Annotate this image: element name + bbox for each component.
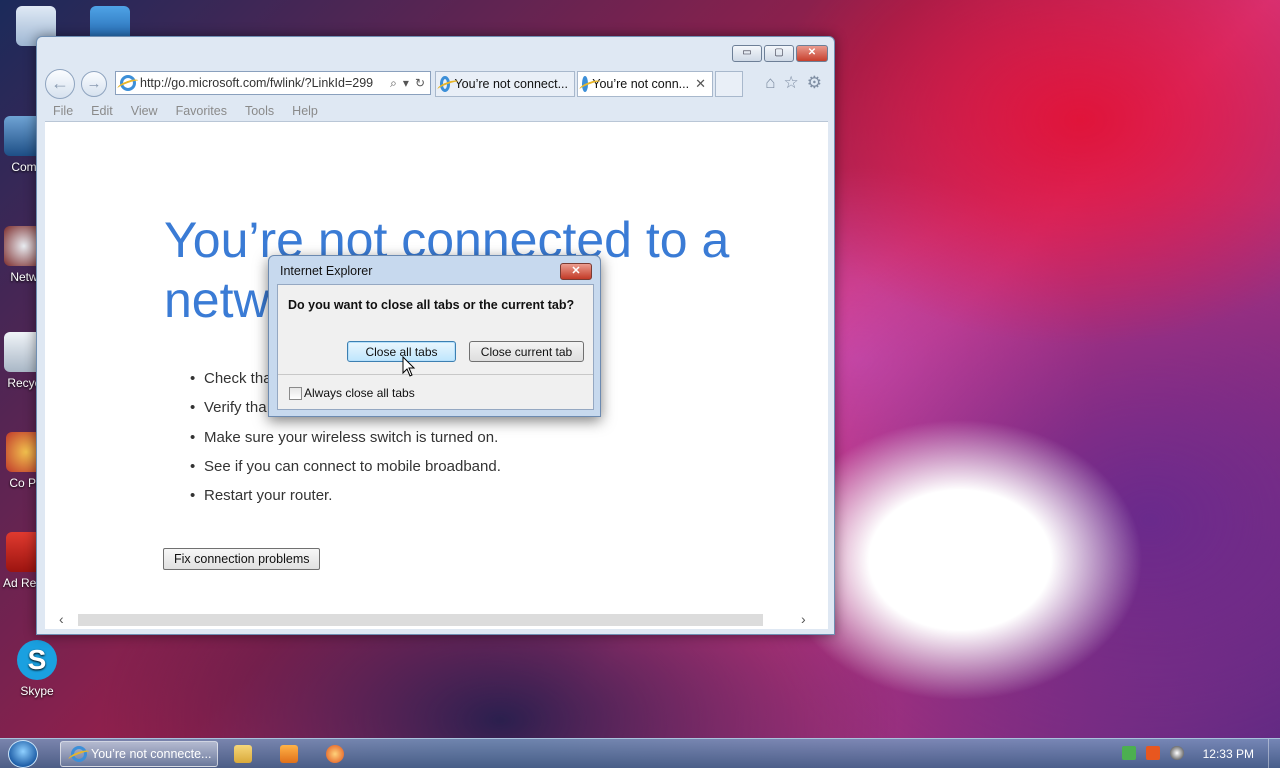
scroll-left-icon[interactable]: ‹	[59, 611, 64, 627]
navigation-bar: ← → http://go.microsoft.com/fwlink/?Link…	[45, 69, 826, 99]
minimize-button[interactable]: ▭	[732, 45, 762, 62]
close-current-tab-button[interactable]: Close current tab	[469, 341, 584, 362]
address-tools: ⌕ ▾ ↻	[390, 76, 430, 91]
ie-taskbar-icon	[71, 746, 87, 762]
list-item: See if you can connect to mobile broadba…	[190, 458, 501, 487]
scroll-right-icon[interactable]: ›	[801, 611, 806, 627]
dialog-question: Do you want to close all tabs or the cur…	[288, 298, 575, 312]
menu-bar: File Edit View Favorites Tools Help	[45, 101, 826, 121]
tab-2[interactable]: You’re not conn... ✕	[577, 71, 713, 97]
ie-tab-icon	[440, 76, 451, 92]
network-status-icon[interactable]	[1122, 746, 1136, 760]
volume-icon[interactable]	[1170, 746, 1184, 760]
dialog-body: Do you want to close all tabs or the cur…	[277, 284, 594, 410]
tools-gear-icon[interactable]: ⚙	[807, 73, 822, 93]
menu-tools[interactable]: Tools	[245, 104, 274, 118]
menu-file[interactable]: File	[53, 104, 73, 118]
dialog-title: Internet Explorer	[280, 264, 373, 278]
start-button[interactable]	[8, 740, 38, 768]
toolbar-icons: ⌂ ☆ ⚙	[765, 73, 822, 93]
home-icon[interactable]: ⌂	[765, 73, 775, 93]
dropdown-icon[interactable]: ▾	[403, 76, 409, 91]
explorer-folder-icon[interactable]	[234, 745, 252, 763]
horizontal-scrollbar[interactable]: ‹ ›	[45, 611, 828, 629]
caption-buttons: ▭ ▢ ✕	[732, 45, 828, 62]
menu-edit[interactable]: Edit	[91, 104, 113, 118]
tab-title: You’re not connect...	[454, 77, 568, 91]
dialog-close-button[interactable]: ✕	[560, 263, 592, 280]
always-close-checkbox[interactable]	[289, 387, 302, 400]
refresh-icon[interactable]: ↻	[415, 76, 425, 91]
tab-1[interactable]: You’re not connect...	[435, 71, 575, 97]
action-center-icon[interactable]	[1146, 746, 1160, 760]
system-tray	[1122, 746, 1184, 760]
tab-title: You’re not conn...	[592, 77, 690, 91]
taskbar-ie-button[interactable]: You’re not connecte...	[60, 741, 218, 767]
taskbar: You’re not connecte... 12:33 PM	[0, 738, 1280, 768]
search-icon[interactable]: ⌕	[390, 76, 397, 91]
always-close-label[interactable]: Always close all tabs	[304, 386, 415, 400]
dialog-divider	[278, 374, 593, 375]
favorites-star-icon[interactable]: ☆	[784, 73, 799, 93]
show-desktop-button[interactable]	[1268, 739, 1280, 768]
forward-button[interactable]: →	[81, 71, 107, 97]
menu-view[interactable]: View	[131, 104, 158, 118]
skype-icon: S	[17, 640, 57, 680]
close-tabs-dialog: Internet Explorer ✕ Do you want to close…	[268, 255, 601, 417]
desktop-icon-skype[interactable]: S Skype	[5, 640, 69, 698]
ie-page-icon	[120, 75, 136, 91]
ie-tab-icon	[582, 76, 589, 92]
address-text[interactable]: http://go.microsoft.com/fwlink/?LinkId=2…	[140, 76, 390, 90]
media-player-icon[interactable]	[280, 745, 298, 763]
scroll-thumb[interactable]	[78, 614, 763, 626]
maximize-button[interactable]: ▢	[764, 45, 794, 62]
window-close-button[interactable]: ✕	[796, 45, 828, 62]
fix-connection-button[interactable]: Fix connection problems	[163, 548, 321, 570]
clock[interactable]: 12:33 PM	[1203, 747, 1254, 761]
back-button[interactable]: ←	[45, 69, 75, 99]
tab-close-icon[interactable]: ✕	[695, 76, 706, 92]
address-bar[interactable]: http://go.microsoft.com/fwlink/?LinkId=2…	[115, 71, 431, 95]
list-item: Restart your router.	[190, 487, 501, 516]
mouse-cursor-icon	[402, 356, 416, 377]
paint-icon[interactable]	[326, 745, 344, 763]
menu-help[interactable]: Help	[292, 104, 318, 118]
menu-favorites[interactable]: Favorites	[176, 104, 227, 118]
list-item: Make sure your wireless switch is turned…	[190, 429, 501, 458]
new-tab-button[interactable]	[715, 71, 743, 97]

|---|

» **TO BE DONE**
Switch every "interactable" to "clickable" in the records, beginning with the line that contains "611, 64, 627]" and continuing through the line that contains "tab-1[interactable]: You’re not". Return only those lines, with everything else left unchanged.

» **RESPONSE BELOW**
scroll-left-icon[clickable]: ‹	[59, 611, 64, 627]
navigation-bar: ← → http://go.microsoft.com/fwlink/?Link…	[45, 69, 826, 99]
minimize-button[clickable]: ▭	[732, 45, 762, 62]
close-current-tab-button[clickable]: Close current tab	[469, 341, 584, 362]
address-tools: ⌕ ▾ ↻	[390, 76, 430, 91]
ie-taskbar-icon	[71, 746, 87, 762]
list-item: See if you can connect to mobile broadba…	[190, 458, 501, 487]
scroll-right-icon[clickable]: ›	[801, 611, 806, 627]
dialog-question: Do you want to close all tabs or the cur…	[288, 298, 575, 312]
menu-bar: File Edit View Favorites Tools Help	[45, 101, 826, 121]
tab-2[clickable]: You’re not conn... ✕	[577, 71, 713, 97]
ie-tab-icon	[440, 76, 451, 92]
network-status-icon[clickable]	[1122, 746, 1136, 760]
volume-icon[clickable]	[1170, 746, 1184, 760]
dialog-body: Do you want to close all tabs or the cur…	[277, 284, 594, 410]
tools-gear-icon[clickable]: ⚙	[807, 73, 822, 93]
menu-tools[clickable]: Tools	[245, 104, 274, 118]
menu-file[clickable]: File	[53, 104, 73, 118]
dialog-title: Internet Explorer	[280, 264, 373, 278]
start-button[clickable]	[8, 740, 38, 768]
toolbar-icons: ⌂ ☆ ⚙	[765, 73, 822, 93]
home-icon[clickable]: ⌂	[765, 73, 775, 93]
dropdown-icon[clickable]: ▾	[403, 76, 409, 91]
explorer-folder-icon[clickable]	[234, 745, 252, 763]
horizontal-scrollbar[clickable]: ‹ ›	[45, 611, 828, 629]
caption-buttons: ▭ ▢ ✕	[732, 45, 828, 62]
menu-edit[clickable]: Edit	[91, 104, 113, 118]
tab-title: You’re not connect...	[454, 77, 568, 91]
dialog-close-button[clickable]: ✕	[560, 263, 592, 280]
always-close-checkbox[clickable]	[289, 387, 302, 400]
refresh-icon[clickable]: ↻	[415, 76, 425, 91]
tab-1[clickable]: You’re not connect...	[435, 71, 575, 97]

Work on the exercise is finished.